[Records from a collection]
----------------

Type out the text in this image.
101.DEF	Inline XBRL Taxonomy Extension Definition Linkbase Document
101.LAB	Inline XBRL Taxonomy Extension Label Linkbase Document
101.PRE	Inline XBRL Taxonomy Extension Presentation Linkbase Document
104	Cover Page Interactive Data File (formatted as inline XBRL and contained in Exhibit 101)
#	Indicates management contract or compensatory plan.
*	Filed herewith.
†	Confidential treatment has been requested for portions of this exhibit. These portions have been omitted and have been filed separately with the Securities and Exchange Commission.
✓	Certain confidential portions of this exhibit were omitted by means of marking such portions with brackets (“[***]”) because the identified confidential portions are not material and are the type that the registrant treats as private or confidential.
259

----------------

For each line of the listing that holds the word "this", show that line.

_Written response_
Type out the text in this image.
†	Confidential treatment has been requested for portions of this exhibit. These portions have been omitted and have been filed separately with the Securities and Exchange Commission.
✓	Certain confidential portions of this exhibit were omitted by means of marking such portions with brackets (“[***]”) because the identified confidential portions are not material and are the type that the registrant treats as private or confidential.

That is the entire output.